**Extracts from a graphics dataset:**

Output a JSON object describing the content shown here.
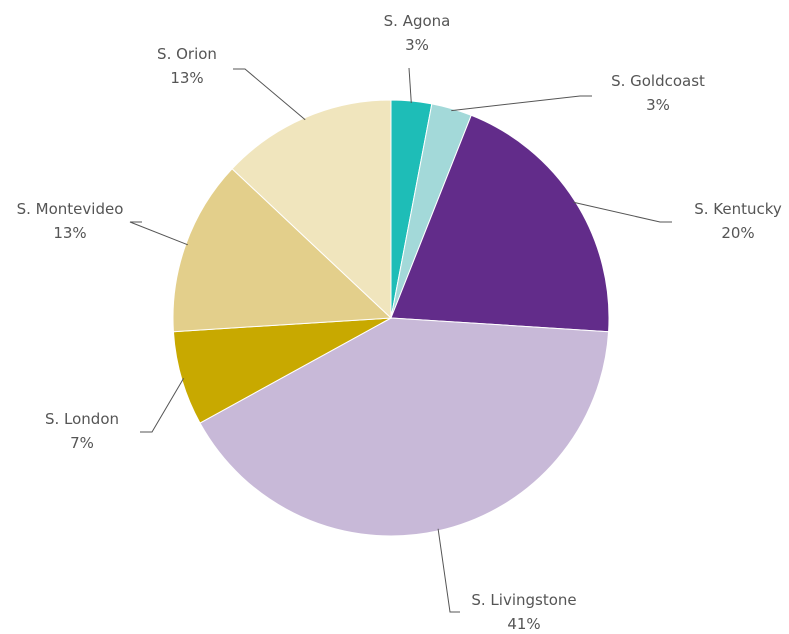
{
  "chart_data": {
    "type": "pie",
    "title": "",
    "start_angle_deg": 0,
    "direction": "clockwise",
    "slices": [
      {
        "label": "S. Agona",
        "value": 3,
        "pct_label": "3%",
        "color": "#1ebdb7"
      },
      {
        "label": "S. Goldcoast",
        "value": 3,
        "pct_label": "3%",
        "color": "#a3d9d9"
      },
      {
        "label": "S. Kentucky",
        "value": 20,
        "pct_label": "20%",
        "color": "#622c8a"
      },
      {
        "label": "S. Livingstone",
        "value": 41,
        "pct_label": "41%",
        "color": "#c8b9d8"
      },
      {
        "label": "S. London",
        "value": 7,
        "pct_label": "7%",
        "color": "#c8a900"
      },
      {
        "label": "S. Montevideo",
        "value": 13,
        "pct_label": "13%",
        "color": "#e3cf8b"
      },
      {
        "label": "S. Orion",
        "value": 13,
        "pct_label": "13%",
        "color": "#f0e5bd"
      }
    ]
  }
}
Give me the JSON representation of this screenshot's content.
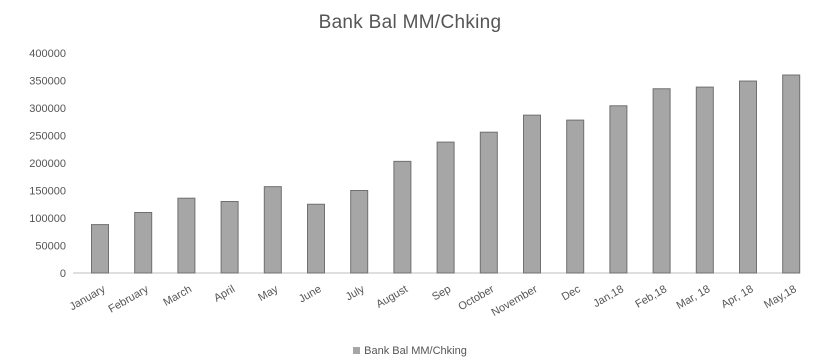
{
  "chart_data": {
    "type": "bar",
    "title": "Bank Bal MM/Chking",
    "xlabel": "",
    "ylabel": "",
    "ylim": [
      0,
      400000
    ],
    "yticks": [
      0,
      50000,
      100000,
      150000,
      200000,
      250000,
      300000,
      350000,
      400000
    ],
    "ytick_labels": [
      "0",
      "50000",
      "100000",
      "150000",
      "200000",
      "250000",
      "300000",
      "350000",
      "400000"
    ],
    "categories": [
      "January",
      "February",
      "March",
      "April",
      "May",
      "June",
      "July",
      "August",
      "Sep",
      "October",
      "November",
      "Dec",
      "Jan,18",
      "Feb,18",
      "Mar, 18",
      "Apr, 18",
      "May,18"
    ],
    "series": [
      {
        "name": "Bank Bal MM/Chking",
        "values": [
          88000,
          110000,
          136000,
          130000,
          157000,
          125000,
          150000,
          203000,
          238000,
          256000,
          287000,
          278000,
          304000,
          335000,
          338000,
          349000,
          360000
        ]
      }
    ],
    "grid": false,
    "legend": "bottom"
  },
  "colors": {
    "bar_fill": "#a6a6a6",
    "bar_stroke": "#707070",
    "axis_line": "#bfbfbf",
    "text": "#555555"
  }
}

**Task instructions:** Reproduce every record above exactly, omitting the pictures.

**Result:**
Output a JSON object describing the content shown here.
{
  "chart_data": {
    "type": "pie",
    "title": "",
    "start_angle_deg": 0,
    "direction": "clockwise",
    "slices": [
      {
        "label": "S. Agona",
        "value": 3,
        "pct_label": "3%",
        "color": "#1ebdb7"
      },
      {
        "label": "S. Goldcoast",
        "value": 3,
        "pct_label": "3%",
        "color": "#a3d9d9"
      },
      {
        "label": "S. Kentucky",
        "value": 20,
        "pct_label": "20%",
        "color": "#622c8a"
      },
      {
        "label": "S. Livingstone",
        "value": 41,
        "pct_label": "41%",
        "color": "#c8b9d8"
      },
      {
        "label": "S. London",
        "value": 7,
        "pct_label": "7%",
        "color": "#c8a900"
      },
      {
        "label": "S. Montevideo",
        "value": 13,
        "pct_label": "13%",
        "color": "#e3cf8b"
      },
      {
        "label": "S. Orion",
        "value": 13,
        "pct_label": "13%",
        "color": "#f0e5bd"
      }
    ]
  }
}
Give me the JSON representation of this screenshot's content.
{
  "chart_data": {
    "type": "bar",
    "title": "Bank Bal MM/Chking",
    "xlabel": "",
    "ylabel": "",
    "ylim": [
      0,
      400000
    ],
    "yticks": [
      0,
      50000,
      100000,
      150000,
      200000,
      250000,
      300000,
      350000,
      400000
    ],
    "ytick_labels": [
      "0",
      "50000",
      "100000",
      "150000",
      "200000",
      "250000",
      "300000",
      "350000",
      "400000"
    ],
    "categories": [
      "January",
      "February",
      "March",
      "April",
      "May",
      "June",
      "July",
      "August",
      "Sep",
      "October",
      "November",
      "Dec",
      "Jan,18",
      "Feb,18",
      "Mar, 18",
      "Apr, 18",
      "May,18"
    ],
    "series": [
      {
        "name": "Bank Bal MM/Chking",
        "values": [
          88000,
          110000,
          136000,
          130000,
          157000,
          125000,
          150000,
          203000,
          238000,
          256000,
          287000,
          278000,
          304000,
          335000,
          338000,
          349000,
          360000
        ]
      }
    ],
    "grid": false,
    "legend": "bottom"
  },
  "colors": {
    "bar_fill": "#a6a6a6",
    "bar_stroke": "#707070",
    "axis_line": "#bfbfbf",
    "text": "#555555"
  }
}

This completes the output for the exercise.